> [Task details]
Write out the full listing exactly as given, minus the images.

Figure record listings:

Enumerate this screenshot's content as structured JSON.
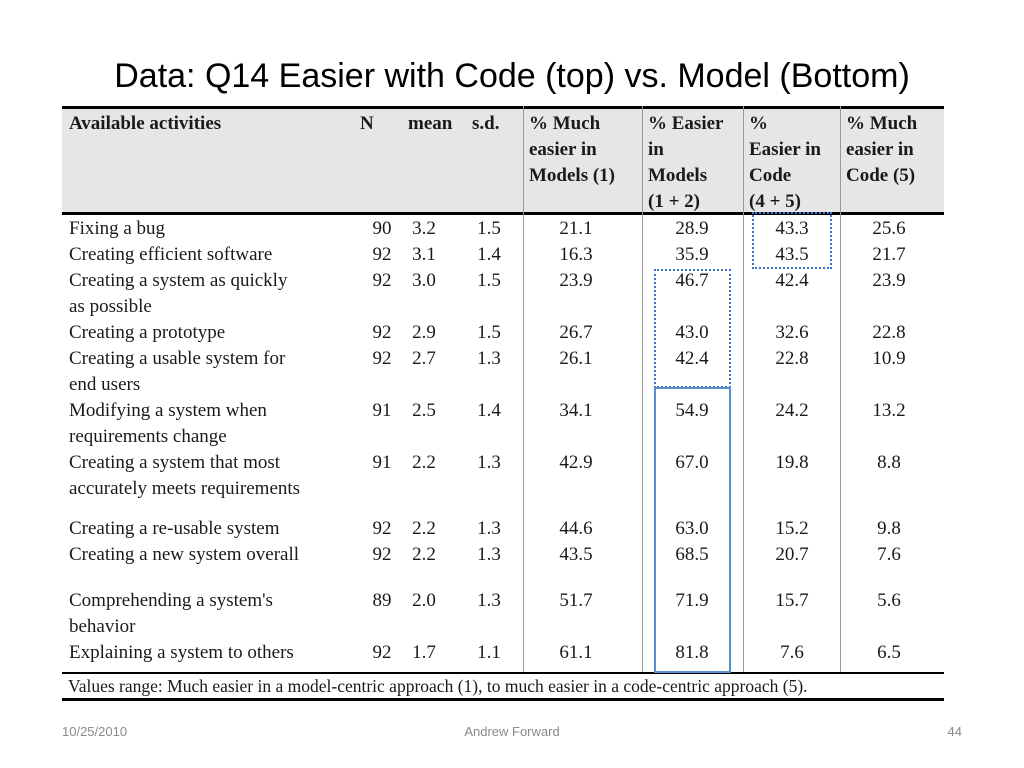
{
  "title": "Data: Q14 Easier with Code (top) vs. Model (Bottom)",
  "table": {
    "headers": {
      "activity": "Available activities",
      "n": "N",
      "mean": "mean",
      "sd": "s.d.",
      "much_models": "% Much\neasier in\nModels (1)",
      "easier_models": "% Easier\nin\nModels\n(1 + 2)",
      "easier_code": "%\nEasier in\nCode\n(4 + 5)",
      "much_code": "% Much\neasier in\nCode (5)"
    },
    "rows": [
      {
        "activity": [
          "Fixing a bug"
        ],
        "n": "90",
        "mean": "3.2",
        "sd": "1.5",
        "much_models": "21.1",
        "easier_models": "28.9",
        "easier_code": "43.3",
        "much_code": "25.6"
      },
      {
        "activity": [
          "Creating efficient software"
        ],
        "n": "92",
        "mean": "3.1",
        "sd": "1.4",
        "much_models": "16.3",
        "easier_models": "35.9",
        "easier_code": "43.5",
        "much_code": "21.7"
      },
      {
        "activity": [
          "Creating a system as quickly",
          "as possible"
        ],
        "n": "92",
        "mean": "3.0",
        "sd": "1.5",
        "much_models": "23.9",
        "easier_models": "46.7",
        "easier_code": "42.4",
        "much_code": "23.9"
      },
      {
        "activity": [
          "Creating a prototype"
        ],
        "n": "92",
        "mean": "2.9",
        "sd": "1.5",
        "much_models": "26.7",
        "easier_models": "43.0",
        "easier_code": "32.6",
        "much_code": "22.8"
      },
      {
        "activity": [
          "Creating a usable system for",
          "end users"
        ],
        "n": "92",
        "mean": "2.7",
        "sd": "1.3",
        "much_models": "26.1",
        "easier_models": "42.4",
        "easier_code": "22.8",
        "much_code": "10.9"
      },
      {
        "activity": [
          "Modifying a system when",
          "requirements change"
        ],
        "n": "91",
        "mean": "2.5",
        "sd": "1.4",
        "much_models": "34.1",
        "easier_models": "54.9",
        "easier_code": "24.2",
        "much_code": "13.2"
      },
      {
        "activity": [
          "Creating a system that most",
          "accurately meets requirements"
        ],
        "n": "91",
        "mean": "2.2",
        "sd": "1.3",
        "much_models": "42.9",
        "easier_models": "67.0",
        "easier_code": "19.8",
        "much_code": "8.8"
      },
      {
        "activity": [
          "Creating a re-usable system"
        ],
        "n": "92",
        "mean": "2.2",
        "sd": "1.3",
        "much_models": "44.6",
        "easier_models": "63.0",
        "easier_code": "15.2",
        "much_code": "9.8"
      },
      {
        "activity": [
          "Creating a new system overall"
        ],
        "n": "92",
        "mean": "2.2",
        "sd": "1.3",
        "much_models": "43.5",
        "easier_models": "68.5",
        "easier_code": "20.7",
        "much_code": "7.6"
      },
      {
        "activity": [
          "Comprehending a system's",
          "behavior"
        ],
        "n": "89",
        "mean": "2.0",
        "sd": "1.3",
        "much_models": "51.7",
        "easier_models": "71.9",
        "easier_code": "15.7",
        "much_code": "5.6"
      },
      {
        "activity": [
          "Explaining a system to others"
        ],
        "n": "92",
        "mean": "1.7",
        "sd": "1.1",
        "much_models": "61.1",
        "easier_models": "81.8",
        "easier_code": "7.6",
        "much_code": "6.5"
      }
    ],
    "footnote": "Values range: Much easier in a model-centric approach (1), to much easier in a code-centric approach (5)."
  },
  "footer": {
    "date": "10/25/2010",
    "author": "Andrew Forward",
    "page": "44"
  },
  "colors": {
    "header_bg": "#e6e6e6",
    "highlight_dotted": "#3b72c4",
    "highlight_solid": "#5b8fc9"
  }
}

> [Complete output]
Enumerate this screenshot's content as structured JSON.
{
  "title": "Data: Q14 Easier with Code (top) vs. Model (Bottom)",
  "table": {
    "headers": {
      "activity": "Available activities",
      "n": "N",
      "mean": "mean",
      "sd": "s.d.",
      "much_models": "% Much\neasier in\nModels (1)",
      "easier_models": "% Easier\nin\nModels\n(1 + 2)",
      "easier_code": "%\nEasier in\nCode\n(4 + 5)",
      "much_code": "% Much\neasier in\nCode (5)"
    },
    "rows": [
      {
        "activity": [
          "Fixing a bug"
        ],
        "n": "90",
        "mean": "3.2",
        "sd": "1.5",
        "much_models": "21.1",
        "easier_models": "28.9",
        "easier_code": "43.3",
        "much_code": "25.6"
      },
      {
        "activity": [
          "Creating efficient software"
        ],
        "n": "92",
        "mean": "3.1",
        "sd": "1.4",
        "much_models": "16.3",
        "easier_models": "35.9",
        "easier_code": "43.5",
        "much_code": "21.7"
      },
      {
        "activity": [
          "Creating a system as quickly",
          "as possible"
        ],
        "n": "92",
        "mean": "3.0",
        "sd": "1.5",
        "much_models": "23.9",
        "easier_models": "46.7",
        "easier_code": "42.4",
        "much_code": "23.9"
      },
      {
        "activity": [
          "Creating a prototype"
        ],
        "n": "92",
        "mean": "2.9",
        "sd": "1.5",
        "much_models": "26.7",
        "easier_models": "43.0",
        "easier_code": "32.6",
        "much_code": "22.8"
      },
      {
        "activity": [
          "Creating a usable system for",
          "end users"
        ],
        "n": "92",
        "mean": "2.7",
        "sd": "1.3",
        "much_models": "26.1",
        "easier_models": "42.4",
        "easier_code": "22.8",
        "much_code": "10.9"
      },
      {
        "activity": [
          "Modifying a system when",
          "requirements change"
        ],
        "n": "91",
        "mean": "2.5",
        "sd": "1.4",
        "much_models": "34.1",
        "easier_models": "54.9",
        "easier_code": "24.2",
        "much_code": "13.2"
      },
      {
        "activity": [
          "Creating a system that most",
          "accurately meets requirements"
        ],
        "n": "91",
        "mean": "2.2",
        "sd": "1.3",
        "much_models": "42.9",
        "easier_models": "67.0",
        "easier_code": "19.8",
        "much_code": "8.8"
      },
      {
        "activity": [
          "Creating a re-usable system"
        ],
        "n": "92",
        "mean": "2.2",
        "sd": "1.3",
        "much_models": "44.6",
        "easier_models": "63.0",
        "easier_code": "15.2",
        "much_code": "9.8"
      },
      {
        "activity": [
          "Creating a new system overall"
        ],
        "n": "92",
        "mean": "2.2",
        "sd": "1.3",
        "much_models": "43.5",
        "easier_models": "68.5",
        "easier_code": "20.7",
        "much_code": "7.6"
      },
      {
        "activity": [
          "Comprehending a system's",
          "behavior"
        ],
        "n": "89",
        "mean": "2.0",
        "sd": "1.3",
        "much_models": "51.7",
        "easier_models": "71.9",
        "easier_code": "15.7",
        "much_code": "5.6"
      },
      {
        "activity": [
          "Explaining a system to others"
        ],
        "n": "92",
        "mean": "1.7",
        "sd": "1.1",
        "much_models": "61.1",
        "easier_models": "81.8",
        "easier_code": "7.6",
        "much_code": "6.5"
      }
    ],
    "footnote": "Values range: Much easier in a model-centric approach (1), to much easier in a code-centric approach (5)."
  },
  "footer": {
    "date": "10/25/2010",
    "author": "Andrew Forward",
    "page": "44"
  },
  "colors": {
    "header_bg": "#e6e6e6",
    "highlight_dotted": "#3b72c4",
    "highlight_solid": "#5b8fc9"
  }
}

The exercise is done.